* **Directions for this task**: Every line of the material is to be repeated exactly as it stands.

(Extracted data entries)
★ ★ ★ ★ ★

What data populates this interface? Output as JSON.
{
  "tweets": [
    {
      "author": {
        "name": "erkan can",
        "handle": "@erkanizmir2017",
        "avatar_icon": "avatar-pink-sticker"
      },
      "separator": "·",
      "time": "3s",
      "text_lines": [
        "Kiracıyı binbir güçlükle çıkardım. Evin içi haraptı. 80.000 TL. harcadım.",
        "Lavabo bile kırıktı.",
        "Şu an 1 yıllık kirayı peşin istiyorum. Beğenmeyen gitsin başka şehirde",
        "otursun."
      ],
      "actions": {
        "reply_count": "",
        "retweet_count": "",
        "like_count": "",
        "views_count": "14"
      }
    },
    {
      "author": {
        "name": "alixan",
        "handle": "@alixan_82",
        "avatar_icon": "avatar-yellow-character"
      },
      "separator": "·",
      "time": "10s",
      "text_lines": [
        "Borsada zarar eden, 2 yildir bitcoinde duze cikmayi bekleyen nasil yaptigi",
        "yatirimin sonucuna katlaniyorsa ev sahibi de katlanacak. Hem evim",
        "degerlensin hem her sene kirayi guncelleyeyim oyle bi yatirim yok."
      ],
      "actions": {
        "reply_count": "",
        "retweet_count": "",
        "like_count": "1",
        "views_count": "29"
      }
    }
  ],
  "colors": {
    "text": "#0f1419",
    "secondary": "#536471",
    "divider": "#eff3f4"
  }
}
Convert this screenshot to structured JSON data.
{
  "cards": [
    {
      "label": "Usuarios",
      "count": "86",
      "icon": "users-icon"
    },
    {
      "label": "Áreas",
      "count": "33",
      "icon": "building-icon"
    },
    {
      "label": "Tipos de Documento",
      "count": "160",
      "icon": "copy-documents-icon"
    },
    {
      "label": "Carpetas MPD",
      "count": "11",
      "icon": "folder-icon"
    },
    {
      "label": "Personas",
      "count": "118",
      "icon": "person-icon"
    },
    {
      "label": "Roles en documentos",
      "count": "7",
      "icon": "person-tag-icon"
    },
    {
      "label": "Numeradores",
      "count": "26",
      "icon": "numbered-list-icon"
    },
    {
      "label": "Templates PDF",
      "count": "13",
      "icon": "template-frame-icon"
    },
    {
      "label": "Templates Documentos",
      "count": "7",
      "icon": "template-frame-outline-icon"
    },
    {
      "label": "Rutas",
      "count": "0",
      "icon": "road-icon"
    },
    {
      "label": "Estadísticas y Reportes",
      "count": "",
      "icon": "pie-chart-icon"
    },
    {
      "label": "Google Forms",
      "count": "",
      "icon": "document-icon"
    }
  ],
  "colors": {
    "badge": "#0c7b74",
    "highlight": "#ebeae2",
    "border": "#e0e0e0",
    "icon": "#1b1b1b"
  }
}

★ ★ ★ ★ ★

* **Exercise output**:
What data populates this interface? Output as JSON.
{
  "tweets": [
    {
      "author": {
        "name": "erkan can",
        "handle": "@erkanizmir2017",
        "avatar_icon": "avatar-pink-sticker"
      },
      "separator": "·",
      "time": "3s",
      "text_lines": [
        "Kiracıyı binbir güçlükle çıkardım. Evin içi haraptı. 80.000 TL. harcadım.",
        "Lavabo bile kırıktı.",
        "Şu an 1 yıllık kirayı peşin istiyorum. Beğenmeyen gitsin başka şehirde",
        "otursun."
      ],
      "actions": {
        "reply_count": "",
        "retweet_count": "",
        "like_count": "",
        "views_count": "14"
      }
    },
    {
      "author": {
        "name": "alixan",
        "handle": "@alixan_82",
        "avatar_icon": "avatar-yellow-character"
      },
      "separator": "·",
      "time": "10s",
      "text_lines": [
        "Borsada zarar eden, 2 yildir bitcoinde duze cikmayi bekleyen nasil yaptigi",
        "yatirimin sonucuna katlaniyorsa ev sahibi de katlanacak. Hem evim",
        "degerlensin hem her sene kirayi guncelleyeyim oyle bi yatirim yok."
      ],
      "actions": {
        "reply_count": "",
        "retweet_count": "",
        "like_count": "1",
        "views_count": "29"
      }
    }
  ],
  "colors": {
    "text": "#0f1419",
    "secondary": "#536471",
    "divider": "#eff3f4"
  }
}
Convert this screenshot to structured JSON data.
{
  "cards": [
    {
      "label": "Usuarios",
      "count": "86",
      "icon": "users-icon"
    },
    {
      "label": "Áreas",
      "count": "33",
      "icon": "building-icon"
    },
    {
      "label": "Tipos de Documento",
      "count": "160",
      "icon": "copy-documents-icon"
    },
    {
      "label": "Carpetas MPD",
      "count": "11",
      "icon": "folder-icon"
    },
    {
      "label": "Personas",
      "count": "118",
      "icon": "person-icon"
    },
    {
      "label": "Roles en documentos",
      "count": "7",
      "icon": "person-tag-icon"
    },
    {
      "label": "Numeradores",
      "count": "26",
      "icon": "numbered-list-icon"
    },
    {
      "label": "Templates PDF",
      "count": "13",
      "icon": "template-frame-icon"
    },
    {
      "label": "Templates Documentos",
      "count": "7",
      "icon": "template-frame-outline-icon"
    },
    {
      "label": "Rutas",
      "count": "0",
      "icon": "road-icon"
    },
    {
      "label": "Estadísticas y Reportes",
      "count": "",
      "icon": "pie-chart-icon"
    },
    {
      "label": "Google Forms",
      "count": "",
      "icon": "document-icon"
    }
  ],
  "colors": {
    "badge": "#0c7b74",
    "highlight": "#ebeae2",
    "border": "#e0e0e0",
    "icon": "#1b1b1b"
  }
}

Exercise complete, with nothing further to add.